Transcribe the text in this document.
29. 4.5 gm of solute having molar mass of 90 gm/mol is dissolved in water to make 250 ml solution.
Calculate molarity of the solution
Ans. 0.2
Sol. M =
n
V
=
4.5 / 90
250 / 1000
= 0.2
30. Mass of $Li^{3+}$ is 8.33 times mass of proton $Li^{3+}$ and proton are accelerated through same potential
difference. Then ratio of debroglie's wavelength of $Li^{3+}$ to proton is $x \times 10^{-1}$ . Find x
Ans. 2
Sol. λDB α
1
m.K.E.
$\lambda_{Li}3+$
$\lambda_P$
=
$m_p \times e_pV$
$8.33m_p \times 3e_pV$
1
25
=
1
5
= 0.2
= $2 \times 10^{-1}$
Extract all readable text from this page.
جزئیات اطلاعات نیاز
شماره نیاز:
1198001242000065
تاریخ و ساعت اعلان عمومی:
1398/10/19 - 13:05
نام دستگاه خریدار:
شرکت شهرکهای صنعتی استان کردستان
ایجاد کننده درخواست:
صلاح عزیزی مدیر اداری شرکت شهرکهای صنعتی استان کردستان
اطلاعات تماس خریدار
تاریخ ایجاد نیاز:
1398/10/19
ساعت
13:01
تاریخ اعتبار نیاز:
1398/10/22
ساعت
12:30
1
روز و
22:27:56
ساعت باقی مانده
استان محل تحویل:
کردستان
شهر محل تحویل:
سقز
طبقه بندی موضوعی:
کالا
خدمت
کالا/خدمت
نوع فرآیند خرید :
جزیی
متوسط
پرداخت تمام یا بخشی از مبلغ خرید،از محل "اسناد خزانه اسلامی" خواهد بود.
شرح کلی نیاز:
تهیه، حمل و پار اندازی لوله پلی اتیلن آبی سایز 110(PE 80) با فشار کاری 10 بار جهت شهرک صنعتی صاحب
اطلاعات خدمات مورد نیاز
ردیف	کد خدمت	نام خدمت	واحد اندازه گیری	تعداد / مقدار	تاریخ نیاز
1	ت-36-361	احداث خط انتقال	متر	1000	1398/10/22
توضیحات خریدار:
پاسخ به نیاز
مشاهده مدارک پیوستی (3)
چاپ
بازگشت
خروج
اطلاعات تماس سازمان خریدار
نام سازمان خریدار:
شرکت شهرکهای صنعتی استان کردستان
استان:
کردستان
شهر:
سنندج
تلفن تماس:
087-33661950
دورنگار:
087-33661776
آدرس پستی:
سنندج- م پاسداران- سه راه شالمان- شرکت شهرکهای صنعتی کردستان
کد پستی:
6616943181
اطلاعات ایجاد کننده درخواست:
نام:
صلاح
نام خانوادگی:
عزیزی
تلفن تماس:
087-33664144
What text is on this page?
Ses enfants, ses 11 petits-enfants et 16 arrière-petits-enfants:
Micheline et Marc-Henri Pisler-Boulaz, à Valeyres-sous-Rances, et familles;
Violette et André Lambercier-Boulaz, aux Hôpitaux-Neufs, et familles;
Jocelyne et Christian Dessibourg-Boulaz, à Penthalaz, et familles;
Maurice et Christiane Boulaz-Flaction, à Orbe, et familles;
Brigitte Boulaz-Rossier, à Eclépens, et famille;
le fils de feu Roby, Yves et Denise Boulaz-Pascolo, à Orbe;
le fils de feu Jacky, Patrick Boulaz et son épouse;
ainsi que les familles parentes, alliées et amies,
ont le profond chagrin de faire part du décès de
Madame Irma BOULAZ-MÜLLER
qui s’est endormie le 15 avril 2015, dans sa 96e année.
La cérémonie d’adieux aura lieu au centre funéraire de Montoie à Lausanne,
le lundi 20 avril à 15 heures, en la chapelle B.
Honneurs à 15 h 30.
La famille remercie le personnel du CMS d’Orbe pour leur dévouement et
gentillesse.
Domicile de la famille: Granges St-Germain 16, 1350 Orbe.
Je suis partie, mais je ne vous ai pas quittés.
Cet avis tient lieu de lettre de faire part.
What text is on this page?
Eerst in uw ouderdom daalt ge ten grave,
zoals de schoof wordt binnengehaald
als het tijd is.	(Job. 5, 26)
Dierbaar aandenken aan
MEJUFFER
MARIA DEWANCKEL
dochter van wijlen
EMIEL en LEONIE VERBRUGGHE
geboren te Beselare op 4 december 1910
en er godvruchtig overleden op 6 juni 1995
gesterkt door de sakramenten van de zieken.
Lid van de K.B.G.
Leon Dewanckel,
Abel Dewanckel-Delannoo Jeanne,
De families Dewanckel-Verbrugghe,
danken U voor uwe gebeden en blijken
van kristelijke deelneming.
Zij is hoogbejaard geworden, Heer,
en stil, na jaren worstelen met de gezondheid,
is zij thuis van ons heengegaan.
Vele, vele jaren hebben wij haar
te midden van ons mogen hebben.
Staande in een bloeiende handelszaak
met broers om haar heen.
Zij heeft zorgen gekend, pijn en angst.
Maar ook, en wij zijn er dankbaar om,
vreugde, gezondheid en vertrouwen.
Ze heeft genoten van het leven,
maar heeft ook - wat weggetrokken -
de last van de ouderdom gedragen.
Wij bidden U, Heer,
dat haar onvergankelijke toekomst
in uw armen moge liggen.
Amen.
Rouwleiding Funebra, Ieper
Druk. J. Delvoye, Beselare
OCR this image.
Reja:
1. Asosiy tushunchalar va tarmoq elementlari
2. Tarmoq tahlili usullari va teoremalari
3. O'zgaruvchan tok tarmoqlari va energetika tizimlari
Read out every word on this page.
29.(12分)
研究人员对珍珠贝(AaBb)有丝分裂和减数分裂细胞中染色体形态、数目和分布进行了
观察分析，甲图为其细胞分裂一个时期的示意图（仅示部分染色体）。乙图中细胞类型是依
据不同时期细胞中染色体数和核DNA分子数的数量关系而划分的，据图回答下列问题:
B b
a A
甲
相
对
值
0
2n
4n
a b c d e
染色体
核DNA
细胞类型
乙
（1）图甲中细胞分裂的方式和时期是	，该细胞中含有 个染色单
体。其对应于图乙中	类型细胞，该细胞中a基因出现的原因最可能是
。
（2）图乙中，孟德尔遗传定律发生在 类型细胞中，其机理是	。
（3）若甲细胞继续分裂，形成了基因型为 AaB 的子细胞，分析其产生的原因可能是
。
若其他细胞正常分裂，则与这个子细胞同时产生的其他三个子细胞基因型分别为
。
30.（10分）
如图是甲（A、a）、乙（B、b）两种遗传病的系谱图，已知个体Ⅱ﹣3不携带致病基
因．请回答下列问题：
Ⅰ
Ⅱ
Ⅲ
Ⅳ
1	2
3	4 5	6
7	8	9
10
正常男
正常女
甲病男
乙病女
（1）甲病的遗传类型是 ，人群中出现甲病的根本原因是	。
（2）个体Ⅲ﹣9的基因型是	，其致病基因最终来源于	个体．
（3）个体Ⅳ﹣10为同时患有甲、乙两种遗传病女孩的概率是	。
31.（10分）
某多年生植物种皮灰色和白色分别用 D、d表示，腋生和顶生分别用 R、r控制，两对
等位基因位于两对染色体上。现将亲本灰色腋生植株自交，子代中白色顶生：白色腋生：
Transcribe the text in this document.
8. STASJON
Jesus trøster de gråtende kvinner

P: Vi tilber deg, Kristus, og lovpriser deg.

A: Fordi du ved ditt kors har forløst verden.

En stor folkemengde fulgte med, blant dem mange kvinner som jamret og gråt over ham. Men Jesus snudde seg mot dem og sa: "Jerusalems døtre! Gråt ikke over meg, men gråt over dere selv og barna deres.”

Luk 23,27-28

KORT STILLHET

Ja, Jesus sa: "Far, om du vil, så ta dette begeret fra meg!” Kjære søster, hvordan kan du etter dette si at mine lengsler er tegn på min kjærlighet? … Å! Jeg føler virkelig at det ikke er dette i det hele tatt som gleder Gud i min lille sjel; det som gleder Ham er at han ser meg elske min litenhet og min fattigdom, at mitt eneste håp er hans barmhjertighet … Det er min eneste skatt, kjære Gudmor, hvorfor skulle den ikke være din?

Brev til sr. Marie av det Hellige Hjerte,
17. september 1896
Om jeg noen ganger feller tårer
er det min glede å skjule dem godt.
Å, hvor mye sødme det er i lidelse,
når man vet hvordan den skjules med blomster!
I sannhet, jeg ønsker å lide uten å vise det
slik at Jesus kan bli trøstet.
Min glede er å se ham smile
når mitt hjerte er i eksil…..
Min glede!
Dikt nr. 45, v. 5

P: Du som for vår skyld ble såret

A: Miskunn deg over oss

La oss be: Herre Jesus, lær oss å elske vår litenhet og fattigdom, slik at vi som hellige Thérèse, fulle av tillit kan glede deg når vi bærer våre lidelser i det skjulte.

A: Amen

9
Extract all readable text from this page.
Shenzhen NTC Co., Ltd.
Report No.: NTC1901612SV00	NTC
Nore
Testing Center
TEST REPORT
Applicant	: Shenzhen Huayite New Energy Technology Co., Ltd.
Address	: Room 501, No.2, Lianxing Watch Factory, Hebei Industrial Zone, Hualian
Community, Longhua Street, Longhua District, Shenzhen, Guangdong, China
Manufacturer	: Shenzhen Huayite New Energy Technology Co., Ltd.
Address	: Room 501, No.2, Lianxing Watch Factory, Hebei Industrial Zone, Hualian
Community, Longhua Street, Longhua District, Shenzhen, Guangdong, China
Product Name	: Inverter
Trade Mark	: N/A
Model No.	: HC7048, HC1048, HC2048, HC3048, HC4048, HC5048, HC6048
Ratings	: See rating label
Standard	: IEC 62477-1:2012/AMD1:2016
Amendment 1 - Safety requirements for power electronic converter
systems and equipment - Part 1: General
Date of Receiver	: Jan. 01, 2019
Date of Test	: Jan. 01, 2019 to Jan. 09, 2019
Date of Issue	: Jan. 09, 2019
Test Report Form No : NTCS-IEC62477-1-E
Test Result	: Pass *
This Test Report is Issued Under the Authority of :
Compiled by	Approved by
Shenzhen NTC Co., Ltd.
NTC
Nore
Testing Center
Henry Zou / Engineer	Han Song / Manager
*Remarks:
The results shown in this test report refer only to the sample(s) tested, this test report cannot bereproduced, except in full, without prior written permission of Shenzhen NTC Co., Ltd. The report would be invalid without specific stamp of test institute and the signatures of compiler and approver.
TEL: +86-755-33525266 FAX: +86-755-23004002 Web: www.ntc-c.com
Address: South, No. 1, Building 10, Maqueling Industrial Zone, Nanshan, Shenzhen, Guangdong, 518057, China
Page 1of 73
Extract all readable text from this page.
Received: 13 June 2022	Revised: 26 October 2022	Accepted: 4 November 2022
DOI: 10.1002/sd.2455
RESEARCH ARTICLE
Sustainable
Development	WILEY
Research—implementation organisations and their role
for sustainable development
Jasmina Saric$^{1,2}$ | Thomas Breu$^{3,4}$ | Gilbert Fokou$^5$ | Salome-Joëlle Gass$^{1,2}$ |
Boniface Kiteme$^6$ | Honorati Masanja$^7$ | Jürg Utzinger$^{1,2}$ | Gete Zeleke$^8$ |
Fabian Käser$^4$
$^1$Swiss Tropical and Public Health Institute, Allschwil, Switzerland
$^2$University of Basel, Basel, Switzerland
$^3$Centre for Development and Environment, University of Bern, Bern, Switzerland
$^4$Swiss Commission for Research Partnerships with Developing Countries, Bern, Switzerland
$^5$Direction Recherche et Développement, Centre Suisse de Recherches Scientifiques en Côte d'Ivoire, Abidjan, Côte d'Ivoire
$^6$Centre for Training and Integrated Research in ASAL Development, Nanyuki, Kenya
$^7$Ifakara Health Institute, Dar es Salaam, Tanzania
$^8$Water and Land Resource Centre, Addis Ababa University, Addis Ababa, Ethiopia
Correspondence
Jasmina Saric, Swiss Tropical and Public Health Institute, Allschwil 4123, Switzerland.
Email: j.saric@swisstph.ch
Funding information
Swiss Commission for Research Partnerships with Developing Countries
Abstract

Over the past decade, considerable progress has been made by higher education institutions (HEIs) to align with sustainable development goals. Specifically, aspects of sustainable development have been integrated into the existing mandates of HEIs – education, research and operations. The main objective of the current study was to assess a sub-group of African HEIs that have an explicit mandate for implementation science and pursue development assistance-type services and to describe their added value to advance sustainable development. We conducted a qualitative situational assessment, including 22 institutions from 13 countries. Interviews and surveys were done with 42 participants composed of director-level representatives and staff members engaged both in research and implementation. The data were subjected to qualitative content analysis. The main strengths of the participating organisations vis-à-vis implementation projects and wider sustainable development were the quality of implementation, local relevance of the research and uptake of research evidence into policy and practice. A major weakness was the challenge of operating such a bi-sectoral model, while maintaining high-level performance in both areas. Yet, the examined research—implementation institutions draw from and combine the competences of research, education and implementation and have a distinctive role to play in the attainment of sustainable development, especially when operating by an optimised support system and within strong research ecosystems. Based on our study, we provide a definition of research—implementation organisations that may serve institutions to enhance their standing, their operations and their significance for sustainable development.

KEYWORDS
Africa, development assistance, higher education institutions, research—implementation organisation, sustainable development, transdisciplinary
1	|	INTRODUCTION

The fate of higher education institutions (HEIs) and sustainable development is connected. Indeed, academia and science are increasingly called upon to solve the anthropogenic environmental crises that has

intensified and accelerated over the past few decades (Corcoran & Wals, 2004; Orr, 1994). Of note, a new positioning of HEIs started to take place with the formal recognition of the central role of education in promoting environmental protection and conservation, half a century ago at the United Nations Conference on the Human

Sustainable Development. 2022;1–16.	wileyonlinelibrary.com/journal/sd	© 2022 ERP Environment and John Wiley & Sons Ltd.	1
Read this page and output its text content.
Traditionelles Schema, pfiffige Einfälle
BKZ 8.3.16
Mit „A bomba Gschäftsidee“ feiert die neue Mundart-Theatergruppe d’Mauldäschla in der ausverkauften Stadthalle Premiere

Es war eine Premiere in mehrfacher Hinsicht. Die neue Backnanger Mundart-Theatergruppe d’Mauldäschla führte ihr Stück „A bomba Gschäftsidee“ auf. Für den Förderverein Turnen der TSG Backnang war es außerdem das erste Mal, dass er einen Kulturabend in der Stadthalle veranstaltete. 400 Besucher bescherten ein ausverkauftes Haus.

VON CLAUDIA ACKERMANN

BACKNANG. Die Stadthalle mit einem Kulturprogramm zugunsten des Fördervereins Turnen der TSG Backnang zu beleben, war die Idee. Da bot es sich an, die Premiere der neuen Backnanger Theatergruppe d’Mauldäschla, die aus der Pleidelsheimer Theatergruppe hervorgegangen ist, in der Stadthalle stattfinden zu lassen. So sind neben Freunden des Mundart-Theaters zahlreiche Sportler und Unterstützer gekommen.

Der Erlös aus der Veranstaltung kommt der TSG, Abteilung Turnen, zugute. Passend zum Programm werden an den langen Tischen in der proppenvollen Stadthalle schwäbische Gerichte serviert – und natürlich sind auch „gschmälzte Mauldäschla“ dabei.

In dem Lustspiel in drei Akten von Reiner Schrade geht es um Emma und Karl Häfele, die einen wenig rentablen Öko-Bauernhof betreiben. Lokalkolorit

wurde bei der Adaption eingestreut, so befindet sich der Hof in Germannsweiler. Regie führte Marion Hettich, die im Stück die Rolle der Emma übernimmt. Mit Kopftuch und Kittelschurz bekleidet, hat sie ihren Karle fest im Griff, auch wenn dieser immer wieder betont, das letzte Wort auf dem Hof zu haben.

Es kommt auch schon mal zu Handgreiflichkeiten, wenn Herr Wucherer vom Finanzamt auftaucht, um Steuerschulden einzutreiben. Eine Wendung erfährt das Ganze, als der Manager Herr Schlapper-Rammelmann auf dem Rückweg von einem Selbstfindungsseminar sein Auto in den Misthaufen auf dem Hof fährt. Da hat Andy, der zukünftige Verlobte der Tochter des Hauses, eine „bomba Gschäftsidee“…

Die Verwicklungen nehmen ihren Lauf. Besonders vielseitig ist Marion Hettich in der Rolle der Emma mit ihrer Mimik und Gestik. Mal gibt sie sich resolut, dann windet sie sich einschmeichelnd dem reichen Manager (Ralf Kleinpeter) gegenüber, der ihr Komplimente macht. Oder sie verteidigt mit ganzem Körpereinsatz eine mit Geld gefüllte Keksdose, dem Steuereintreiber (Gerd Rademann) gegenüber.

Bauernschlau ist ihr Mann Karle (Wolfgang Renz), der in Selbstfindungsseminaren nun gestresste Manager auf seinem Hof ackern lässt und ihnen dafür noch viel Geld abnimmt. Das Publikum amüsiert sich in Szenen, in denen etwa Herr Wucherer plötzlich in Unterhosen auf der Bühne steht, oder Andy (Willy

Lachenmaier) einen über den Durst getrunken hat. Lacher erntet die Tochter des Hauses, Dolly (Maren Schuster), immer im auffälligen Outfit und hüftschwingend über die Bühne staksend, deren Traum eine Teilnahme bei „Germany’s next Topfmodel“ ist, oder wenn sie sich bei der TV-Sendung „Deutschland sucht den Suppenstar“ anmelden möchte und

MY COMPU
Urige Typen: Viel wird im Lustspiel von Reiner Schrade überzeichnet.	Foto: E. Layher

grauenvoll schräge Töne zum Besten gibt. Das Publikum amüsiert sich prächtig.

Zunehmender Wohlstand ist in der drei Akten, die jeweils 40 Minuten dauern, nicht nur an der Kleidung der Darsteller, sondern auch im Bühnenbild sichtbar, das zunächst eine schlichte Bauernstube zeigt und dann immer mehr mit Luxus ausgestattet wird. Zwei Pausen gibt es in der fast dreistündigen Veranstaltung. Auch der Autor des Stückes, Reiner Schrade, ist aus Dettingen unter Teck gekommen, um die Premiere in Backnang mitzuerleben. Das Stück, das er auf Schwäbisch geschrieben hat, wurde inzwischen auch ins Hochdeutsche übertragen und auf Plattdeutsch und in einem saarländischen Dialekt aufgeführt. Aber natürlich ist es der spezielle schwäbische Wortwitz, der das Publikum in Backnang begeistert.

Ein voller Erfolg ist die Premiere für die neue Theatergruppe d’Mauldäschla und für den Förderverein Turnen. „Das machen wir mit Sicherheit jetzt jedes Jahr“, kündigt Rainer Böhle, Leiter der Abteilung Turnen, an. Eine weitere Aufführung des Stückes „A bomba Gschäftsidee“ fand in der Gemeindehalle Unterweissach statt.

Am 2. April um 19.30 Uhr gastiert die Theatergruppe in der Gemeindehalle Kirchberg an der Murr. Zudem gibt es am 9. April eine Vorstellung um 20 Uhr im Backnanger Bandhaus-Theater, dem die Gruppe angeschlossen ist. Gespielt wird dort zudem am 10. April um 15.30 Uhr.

****

**REQUEST**
Scan the listing above and copy all lines containing the word "اطلاعات".

**EXPECTED ANSWER**
جزئیات اطلاعات نیاز
اطلاعات تماس خریدار
اطلاعات خدمات مورد نیاز
اطلاعات تماس سازمان خریدار
اطلاعات ایجاد کننده درخواست:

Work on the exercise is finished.